◆ **Aim of the task**:
Read through the entries below and return each line with the word "quién".
* Begin *
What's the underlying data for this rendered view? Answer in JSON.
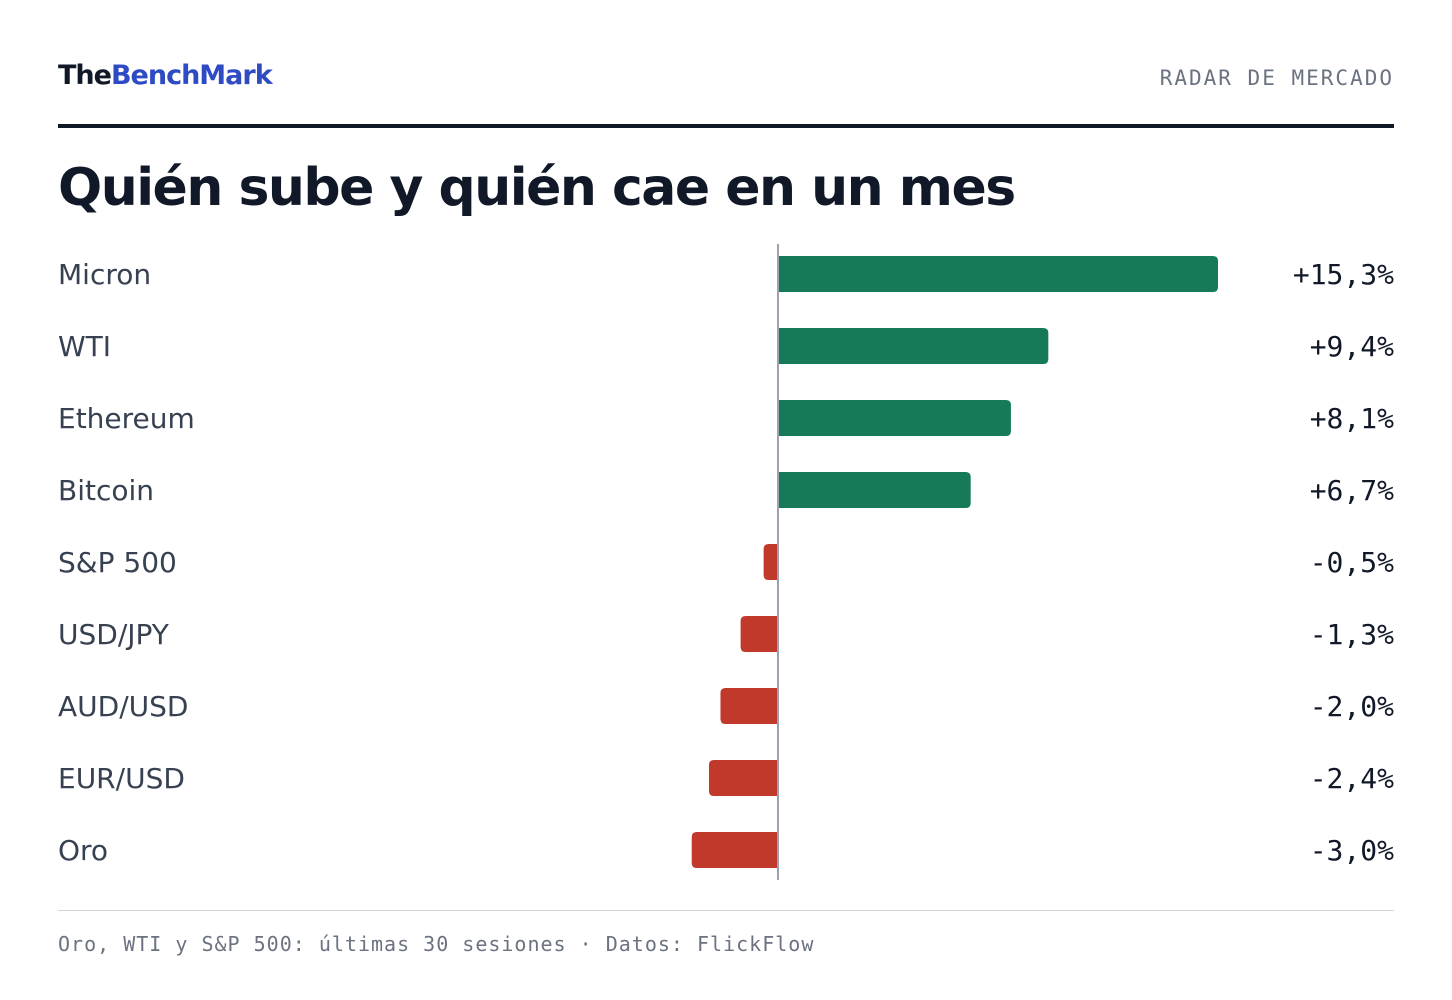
{
  "header": {
    "logo_part1": "The",
    "logo_part2": "BenchMark",
    "section_label": "RADAR DE MERCADO"
  },
  "title": "Quién sube y quién cae en un mes",
  "footer": "Oro, WTI y S&P 500: últimas 30 sesiones · Datos: FlickFlow",
  "colors": {
    "positive": "#167a58",
    "negative": "#c0392b",
    "brand_blue": "#2f4bc4",
    "ink": "#111827"
  },
  "chart_data": {
    "type": "bar",
    "orientation": "horizontal",
    "categories": [
      "Micron",
      "WTI",
      "Ethereum",
      "Bitcoin",
      "S&P 500",
      "USD/JPY",
      "AUD/USD",
      "EUR/USD",
      "Oro"
    ],
    "values": [
      15.3,
      9.4,
      8.1,
      6.7,
      -0.5,
      -1.3,
      -2.0,
      -2.4,
      -3.0
    ],
    "value_labels": [
      "+15,3%",
      "+9,4%",
      "+8,1%",
      "+6,7%",
      "-0,5%",
      "-1,3%",
      "-2,0%",
      "-2,4%",
      "-3,0%"
    ],
    "title": "Quién sube y quién cae en un mes",
    "xlabel": "",
    "ylabel": "",
    "grid": false,
    "legend": "none"
  }
}
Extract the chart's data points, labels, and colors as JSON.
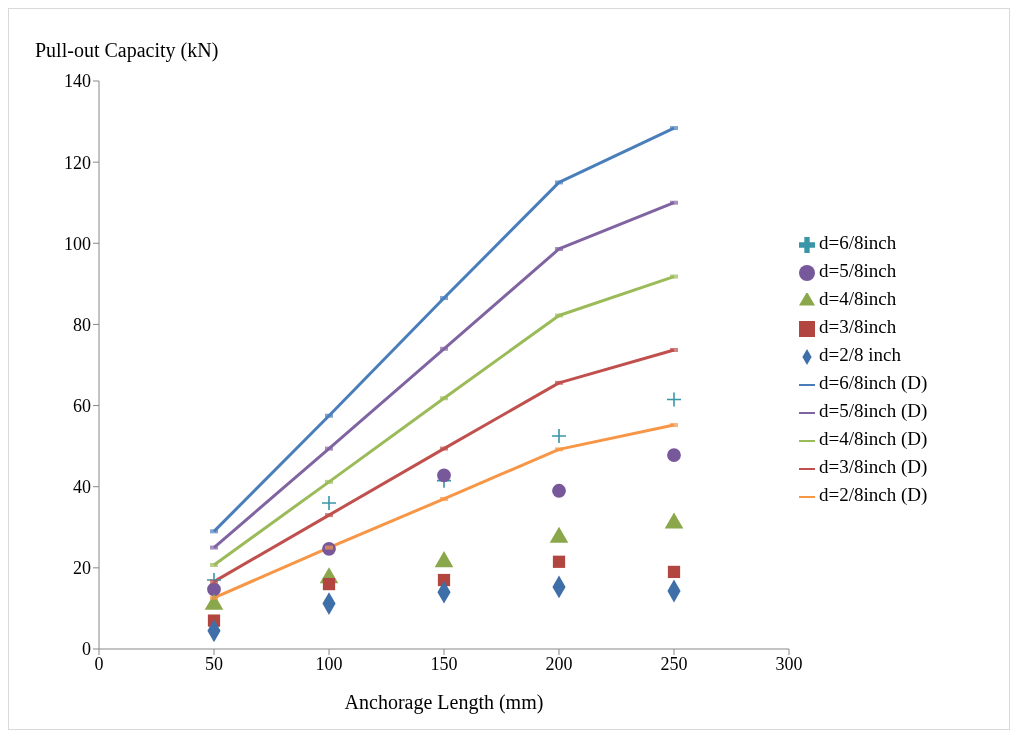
* End *
◆ **Complete response**:
  "title": "Quién sube y quién cae en un mes",
    "title": "Quién sube y quién cae en un mes",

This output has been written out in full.